▶ _GIVEN TASK_
Records follow. Pull out every line that contains "Type".

▶ _RECORDED DATA_
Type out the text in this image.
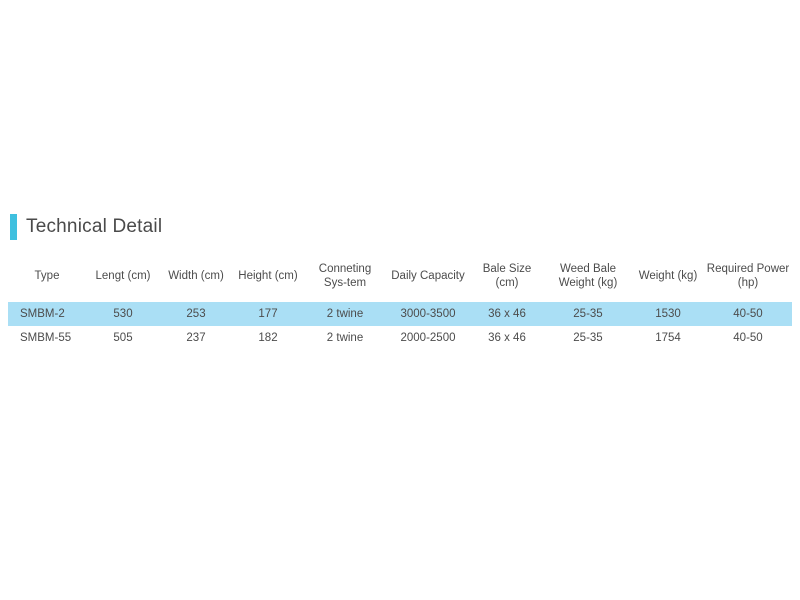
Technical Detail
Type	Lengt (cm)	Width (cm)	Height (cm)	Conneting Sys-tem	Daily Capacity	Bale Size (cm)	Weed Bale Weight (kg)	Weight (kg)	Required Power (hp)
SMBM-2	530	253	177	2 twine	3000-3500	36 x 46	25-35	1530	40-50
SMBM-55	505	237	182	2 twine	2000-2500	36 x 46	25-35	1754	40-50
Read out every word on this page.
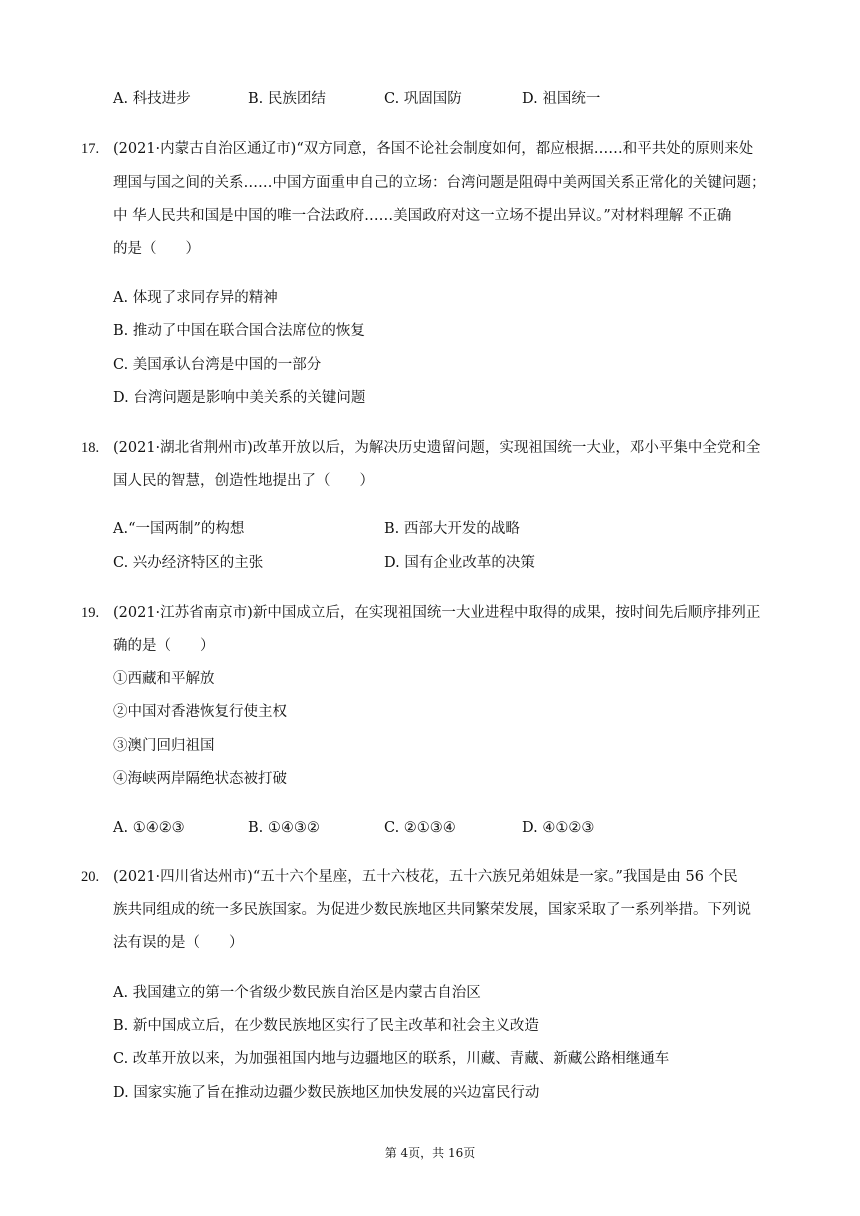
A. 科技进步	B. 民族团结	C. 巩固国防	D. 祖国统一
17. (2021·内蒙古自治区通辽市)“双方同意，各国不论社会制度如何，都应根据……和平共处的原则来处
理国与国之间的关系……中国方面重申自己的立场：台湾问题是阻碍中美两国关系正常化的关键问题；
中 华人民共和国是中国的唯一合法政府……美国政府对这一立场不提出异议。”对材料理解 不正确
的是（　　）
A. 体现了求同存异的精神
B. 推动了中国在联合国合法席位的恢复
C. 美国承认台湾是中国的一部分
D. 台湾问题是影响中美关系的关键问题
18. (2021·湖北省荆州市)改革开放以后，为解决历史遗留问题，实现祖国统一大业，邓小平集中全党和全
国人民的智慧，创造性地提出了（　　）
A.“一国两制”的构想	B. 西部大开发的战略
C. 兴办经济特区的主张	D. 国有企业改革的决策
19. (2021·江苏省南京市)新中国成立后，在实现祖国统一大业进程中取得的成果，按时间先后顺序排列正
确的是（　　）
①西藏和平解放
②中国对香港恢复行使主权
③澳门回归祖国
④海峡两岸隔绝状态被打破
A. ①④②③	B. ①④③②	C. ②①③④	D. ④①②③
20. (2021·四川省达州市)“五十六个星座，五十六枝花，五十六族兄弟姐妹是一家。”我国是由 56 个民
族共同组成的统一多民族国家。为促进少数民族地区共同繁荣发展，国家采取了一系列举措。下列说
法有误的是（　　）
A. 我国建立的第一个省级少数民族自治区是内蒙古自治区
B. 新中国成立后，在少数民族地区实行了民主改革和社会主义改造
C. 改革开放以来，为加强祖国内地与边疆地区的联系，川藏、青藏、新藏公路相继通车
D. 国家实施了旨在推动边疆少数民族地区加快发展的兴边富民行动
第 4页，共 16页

▶ _WRITTEN SOLUTION_
Type out the text in this image.
Type	Lengt (cm)	Width (cm)	Height (cm)	Conneting Sys-tem	Daily Capacity	Bale Size (cm)	Weed Bale Weight (kg)	Weight (kg)	Required Power (hp)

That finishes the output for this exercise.